**EXERCISE TASK**. Gather up the lines with the word "color" in them.
──────── DATASET
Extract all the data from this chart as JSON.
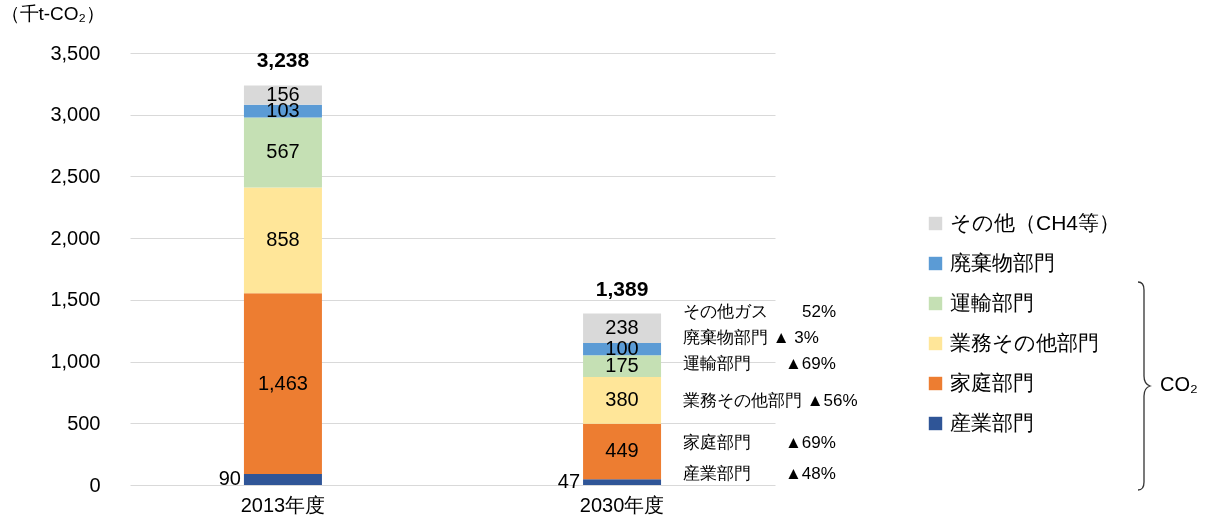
{
  "chart_data": {
    "type": "bar",
    "stacked": true,
    "ylabel": "（千t-CO₂）",
    "categories": [
      "2013年度",
      "2030年度"
    ],
    "series": [
      {
        "name": "産業部門",
        "color": "#2f5597",
        "values": [
          90,
          47
        ],
        "value_labels": [
          "90",
          "47"
        ]
      },
      {
        "name": "家庭部門",
        "color": "#ed7d31",
        "values": [
          1463,
          449
        ],
        "value_labels": [
          "1,463",
          "449"
        ]
      },
      {
        "name": "業務その他部門",
        "color": "#ffe699",
        "values": [
          858,
          380
        ],
        "value_labels": [
          "858",
          "380"
        ]
      },
      {
        "name": "運輸部門",
        "color": "#c5e0b4",
        "values": [
          567,
          175
        ],
        "value_labels": [
          "567",
          "175"
        ]
      },
      {
        "name": "廃棄物部門",
        "color": "#5b9bd5",
        "values": [
          103,
          100
        ],
        "value_labels": [
          "103",
          "100"
        ]
      },
      {
        "name": "その他（CH4等）",
        "color": "#d9d9d9",
        "values": [
          156,
          238
        ],
        "value_labels": [
          "156",
          "238"
        ]
      }
    ],
    "totals": [
      "3,238",
      "1,389"
    ],
    "ylim": [
      0,
      3500
    ],
    "yticks": [
      0,
      {
        "value": 500,
        "label": "500"
      },
      {
        "value": 1000,
        "label": "1,000"
      },
      {
        "value": 1500,
        "label": "1,500"
      },
      {
        "value": 2000,
        "label": "2,000"
      },
      {
        "value": 2500,
        "label": "2,500"
      },
      {
        "value": 3000,
        "label": "3,000"
      },
      {
        "value": 3500,
        "label": "3,500"
      }
    ],
    "grid": "y",
    "legend": "right",
    "annotations": [
      "その他ガス　　52%",
      "廃棄物部門 ▲ 3%",
      "運輸部門　　▲69%",
      "業務その他部門 ▲56%",
      "家庭部門　　▲69%",
      "産業部門　　▲48%",
      "CO₂"
    ]
  }
}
────────────────
**ANSWER TO THIS TASK**.
        "color": "#2f5597",
        "color": "#ed7d31",
        "color": "#ffe699",
        "color": "#c5e0b4",
        "color": "#5b9bd5",
        "color": "#d9d9d9",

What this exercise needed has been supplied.